WRITTEN INSTRUCTION
List all the lines in these records that hold "typical".

---- INPUT MATERIAL

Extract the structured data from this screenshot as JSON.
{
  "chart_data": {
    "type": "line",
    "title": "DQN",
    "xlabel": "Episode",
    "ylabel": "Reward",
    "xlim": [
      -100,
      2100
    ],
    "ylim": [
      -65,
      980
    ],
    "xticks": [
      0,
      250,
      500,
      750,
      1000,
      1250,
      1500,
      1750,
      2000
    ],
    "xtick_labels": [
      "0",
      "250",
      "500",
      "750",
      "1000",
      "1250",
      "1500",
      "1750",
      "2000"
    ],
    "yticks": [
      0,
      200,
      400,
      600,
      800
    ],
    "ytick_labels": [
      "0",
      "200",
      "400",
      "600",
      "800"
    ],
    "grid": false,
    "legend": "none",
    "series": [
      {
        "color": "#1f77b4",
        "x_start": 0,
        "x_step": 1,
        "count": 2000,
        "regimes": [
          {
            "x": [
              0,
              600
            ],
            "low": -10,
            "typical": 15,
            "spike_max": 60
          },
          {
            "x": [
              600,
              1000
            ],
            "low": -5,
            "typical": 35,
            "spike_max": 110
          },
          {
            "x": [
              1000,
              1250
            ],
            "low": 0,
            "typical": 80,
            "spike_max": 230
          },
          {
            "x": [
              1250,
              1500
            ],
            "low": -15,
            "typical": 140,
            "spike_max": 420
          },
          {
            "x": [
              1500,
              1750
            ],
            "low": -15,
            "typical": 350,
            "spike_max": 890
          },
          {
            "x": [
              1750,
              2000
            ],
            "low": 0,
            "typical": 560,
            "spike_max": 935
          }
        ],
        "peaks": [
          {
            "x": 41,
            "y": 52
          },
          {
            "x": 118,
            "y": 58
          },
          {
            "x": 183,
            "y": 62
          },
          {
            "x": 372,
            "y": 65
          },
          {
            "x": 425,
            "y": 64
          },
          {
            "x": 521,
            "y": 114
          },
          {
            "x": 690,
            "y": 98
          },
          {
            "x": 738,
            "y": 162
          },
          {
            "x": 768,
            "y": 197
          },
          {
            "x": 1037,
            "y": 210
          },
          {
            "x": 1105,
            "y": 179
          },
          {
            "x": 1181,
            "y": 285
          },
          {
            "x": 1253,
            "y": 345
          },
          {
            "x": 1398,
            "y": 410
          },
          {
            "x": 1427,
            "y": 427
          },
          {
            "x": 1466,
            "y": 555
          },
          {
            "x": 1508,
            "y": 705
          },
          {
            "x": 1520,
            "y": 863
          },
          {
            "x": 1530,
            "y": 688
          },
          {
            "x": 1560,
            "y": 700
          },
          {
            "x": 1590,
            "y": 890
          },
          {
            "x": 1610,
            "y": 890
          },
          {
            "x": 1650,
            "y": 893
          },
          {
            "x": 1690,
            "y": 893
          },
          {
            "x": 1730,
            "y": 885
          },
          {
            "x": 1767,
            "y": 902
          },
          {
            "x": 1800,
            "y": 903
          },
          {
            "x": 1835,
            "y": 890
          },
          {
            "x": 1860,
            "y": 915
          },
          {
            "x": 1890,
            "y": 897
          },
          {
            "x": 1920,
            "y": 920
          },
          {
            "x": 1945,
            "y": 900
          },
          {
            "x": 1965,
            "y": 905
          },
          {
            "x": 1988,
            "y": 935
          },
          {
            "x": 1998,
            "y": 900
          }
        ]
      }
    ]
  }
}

--------

RESPONSE FOR THIS EXERCISE
            "typical": 15,
            "typical": 35,
            "typical": 80,
            "typical": 140,
            "typical": 350,
            "typical": 560,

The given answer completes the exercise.